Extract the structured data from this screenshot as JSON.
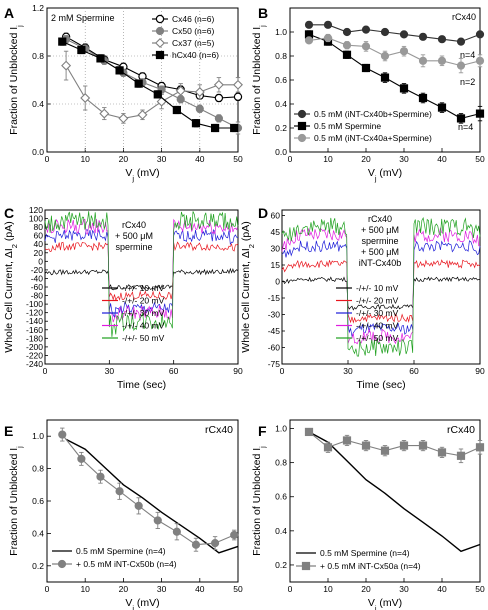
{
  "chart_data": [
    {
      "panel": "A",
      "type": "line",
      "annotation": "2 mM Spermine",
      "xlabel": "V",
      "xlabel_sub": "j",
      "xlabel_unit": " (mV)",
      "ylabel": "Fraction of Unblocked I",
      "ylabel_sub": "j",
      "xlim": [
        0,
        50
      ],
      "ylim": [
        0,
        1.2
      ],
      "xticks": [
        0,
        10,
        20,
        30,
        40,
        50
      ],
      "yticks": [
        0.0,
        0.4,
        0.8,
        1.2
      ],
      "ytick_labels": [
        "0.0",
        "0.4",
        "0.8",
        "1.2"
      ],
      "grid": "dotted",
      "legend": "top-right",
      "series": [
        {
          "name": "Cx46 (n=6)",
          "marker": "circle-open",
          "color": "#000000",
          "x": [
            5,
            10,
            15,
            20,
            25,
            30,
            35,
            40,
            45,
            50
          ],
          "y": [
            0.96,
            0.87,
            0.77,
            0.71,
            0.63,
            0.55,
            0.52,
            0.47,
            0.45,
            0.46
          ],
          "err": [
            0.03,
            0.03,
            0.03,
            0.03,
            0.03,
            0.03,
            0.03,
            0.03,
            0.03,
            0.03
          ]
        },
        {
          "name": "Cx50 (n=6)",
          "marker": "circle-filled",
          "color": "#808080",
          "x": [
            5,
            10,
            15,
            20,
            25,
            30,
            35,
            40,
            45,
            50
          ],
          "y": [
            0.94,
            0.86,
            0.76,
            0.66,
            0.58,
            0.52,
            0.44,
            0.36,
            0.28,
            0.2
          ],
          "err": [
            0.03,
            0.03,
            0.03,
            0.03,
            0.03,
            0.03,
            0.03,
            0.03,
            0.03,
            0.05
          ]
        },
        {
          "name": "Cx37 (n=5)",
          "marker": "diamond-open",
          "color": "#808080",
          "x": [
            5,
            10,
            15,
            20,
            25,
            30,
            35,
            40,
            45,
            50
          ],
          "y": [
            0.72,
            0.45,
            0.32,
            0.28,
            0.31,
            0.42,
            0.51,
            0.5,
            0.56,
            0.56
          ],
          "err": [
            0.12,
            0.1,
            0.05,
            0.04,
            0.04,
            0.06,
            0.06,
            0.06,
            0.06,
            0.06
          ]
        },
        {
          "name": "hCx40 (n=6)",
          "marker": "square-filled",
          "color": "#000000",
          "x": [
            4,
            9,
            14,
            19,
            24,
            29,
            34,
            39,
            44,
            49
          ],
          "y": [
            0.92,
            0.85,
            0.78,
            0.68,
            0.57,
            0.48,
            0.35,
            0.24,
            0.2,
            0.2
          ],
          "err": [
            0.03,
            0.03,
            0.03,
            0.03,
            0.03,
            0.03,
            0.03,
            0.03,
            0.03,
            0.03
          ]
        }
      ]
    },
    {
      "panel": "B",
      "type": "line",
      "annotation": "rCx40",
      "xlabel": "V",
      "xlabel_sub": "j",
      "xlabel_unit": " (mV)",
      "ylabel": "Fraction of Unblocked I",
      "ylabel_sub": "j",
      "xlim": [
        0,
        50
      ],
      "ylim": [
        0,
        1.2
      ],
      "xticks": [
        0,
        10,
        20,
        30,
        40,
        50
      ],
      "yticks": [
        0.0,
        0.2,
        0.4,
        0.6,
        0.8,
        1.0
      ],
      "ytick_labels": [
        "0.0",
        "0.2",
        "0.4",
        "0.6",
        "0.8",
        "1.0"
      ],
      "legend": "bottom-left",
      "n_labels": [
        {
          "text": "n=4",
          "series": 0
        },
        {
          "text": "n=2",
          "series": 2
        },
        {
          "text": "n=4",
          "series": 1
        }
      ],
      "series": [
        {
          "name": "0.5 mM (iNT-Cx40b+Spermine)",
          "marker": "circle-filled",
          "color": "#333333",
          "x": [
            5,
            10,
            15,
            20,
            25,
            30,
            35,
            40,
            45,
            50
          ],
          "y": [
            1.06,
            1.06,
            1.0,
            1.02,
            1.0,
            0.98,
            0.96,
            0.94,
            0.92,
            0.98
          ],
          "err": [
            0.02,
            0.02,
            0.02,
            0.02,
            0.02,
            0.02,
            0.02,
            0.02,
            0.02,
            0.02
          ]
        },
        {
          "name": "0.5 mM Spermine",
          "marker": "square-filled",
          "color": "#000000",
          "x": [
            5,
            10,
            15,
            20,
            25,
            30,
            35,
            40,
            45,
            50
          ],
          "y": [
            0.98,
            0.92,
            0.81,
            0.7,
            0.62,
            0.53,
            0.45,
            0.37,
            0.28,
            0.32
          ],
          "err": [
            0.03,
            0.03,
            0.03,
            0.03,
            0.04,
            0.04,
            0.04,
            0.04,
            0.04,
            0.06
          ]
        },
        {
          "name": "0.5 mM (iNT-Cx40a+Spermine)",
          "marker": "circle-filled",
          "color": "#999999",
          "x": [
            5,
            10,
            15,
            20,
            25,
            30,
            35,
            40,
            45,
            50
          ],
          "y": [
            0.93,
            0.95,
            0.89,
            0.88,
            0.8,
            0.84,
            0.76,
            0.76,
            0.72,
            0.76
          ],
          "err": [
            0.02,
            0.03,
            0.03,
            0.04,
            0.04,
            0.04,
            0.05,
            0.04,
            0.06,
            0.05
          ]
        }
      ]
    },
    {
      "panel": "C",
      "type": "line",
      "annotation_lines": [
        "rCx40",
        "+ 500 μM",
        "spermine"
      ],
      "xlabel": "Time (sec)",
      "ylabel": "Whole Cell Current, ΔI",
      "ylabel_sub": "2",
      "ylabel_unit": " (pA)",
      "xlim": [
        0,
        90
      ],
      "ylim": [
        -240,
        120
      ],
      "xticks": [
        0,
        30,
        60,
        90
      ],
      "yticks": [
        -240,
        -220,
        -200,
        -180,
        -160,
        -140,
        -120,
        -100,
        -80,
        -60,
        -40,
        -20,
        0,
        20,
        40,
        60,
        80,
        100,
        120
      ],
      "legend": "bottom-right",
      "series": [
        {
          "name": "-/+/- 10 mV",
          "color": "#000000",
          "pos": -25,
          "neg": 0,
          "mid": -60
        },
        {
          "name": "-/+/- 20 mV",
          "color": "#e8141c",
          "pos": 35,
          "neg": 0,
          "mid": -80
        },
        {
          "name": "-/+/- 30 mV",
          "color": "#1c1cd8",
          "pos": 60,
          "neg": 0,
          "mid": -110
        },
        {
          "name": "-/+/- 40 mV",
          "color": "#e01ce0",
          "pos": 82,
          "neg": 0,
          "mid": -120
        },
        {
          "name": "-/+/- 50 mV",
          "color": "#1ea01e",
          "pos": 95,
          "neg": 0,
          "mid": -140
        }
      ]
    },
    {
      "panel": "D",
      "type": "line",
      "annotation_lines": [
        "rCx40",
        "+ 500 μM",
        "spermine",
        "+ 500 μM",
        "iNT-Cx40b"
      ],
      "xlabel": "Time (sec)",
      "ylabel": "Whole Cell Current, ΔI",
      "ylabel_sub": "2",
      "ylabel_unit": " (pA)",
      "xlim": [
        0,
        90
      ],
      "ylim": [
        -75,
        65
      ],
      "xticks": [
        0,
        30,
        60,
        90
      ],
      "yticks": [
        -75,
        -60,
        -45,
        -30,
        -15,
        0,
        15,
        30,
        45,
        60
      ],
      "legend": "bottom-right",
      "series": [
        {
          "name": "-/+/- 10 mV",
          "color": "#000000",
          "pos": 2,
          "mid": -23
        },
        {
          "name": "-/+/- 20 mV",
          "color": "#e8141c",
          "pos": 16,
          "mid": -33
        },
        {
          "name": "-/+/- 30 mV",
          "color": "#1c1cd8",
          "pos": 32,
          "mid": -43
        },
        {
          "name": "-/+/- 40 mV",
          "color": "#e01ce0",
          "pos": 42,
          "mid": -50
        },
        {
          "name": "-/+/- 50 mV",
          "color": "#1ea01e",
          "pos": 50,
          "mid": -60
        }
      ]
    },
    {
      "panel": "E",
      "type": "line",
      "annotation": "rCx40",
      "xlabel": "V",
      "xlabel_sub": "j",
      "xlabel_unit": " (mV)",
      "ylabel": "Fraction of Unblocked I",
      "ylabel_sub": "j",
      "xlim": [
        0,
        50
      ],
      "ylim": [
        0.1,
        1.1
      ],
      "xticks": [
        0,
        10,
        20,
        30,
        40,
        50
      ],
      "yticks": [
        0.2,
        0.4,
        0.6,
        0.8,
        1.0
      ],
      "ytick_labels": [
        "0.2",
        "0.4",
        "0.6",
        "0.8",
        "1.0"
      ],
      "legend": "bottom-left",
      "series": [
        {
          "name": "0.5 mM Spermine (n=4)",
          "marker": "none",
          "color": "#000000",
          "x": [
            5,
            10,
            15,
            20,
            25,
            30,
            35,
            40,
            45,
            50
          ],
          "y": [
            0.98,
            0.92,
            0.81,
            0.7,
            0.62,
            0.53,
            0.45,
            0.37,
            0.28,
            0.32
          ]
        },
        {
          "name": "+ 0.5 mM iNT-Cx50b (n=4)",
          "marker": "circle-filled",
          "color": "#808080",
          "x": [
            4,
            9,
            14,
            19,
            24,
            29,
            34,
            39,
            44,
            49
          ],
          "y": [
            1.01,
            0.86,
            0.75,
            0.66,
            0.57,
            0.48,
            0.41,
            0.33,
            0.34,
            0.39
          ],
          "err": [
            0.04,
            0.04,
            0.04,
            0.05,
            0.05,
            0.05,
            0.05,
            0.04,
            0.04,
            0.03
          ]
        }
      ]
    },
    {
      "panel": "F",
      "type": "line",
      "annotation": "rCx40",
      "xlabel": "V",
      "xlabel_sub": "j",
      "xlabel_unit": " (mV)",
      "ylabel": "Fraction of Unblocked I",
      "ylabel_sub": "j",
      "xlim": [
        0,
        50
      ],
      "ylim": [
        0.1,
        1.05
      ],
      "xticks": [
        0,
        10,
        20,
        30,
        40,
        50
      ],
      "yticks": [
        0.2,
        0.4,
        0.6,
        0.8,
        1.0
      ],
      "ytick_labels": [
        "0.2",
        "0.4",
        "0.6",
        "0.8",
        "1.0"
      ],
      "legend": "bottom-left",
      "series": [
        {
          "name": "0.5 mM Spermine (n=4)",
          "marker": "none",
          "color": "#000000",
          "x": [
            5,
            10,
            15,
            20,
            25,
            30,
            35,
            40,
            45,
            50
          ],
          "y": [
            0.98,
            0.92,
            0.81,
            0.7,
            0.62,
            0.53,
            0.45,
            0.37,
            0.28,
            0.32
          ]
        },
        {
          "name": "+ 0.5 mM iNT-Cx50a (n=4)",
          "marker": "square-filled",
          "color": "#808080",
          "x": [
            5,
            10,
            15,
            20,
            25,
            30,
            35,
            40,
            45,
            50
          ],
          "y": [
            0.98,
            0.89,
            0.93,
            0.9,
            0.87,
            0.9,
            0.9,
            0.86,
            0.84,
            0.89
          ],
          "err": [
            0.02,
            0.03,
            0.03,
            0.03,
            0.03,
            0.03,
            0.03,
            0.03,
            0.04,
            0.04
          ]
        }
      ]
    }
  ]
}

◇ ◇ ◇ ◇ ◇ ◇ ◇

# EXERCISE OBJECTIVE
In the entries above, find each line with the word "panel" and show it.

# EXERCISE OUTPUT
      "panel": "A",
      "panel": "B",
      "panel": "C",
      "panel": "D",
      "panel": "E",
      "panel": "F",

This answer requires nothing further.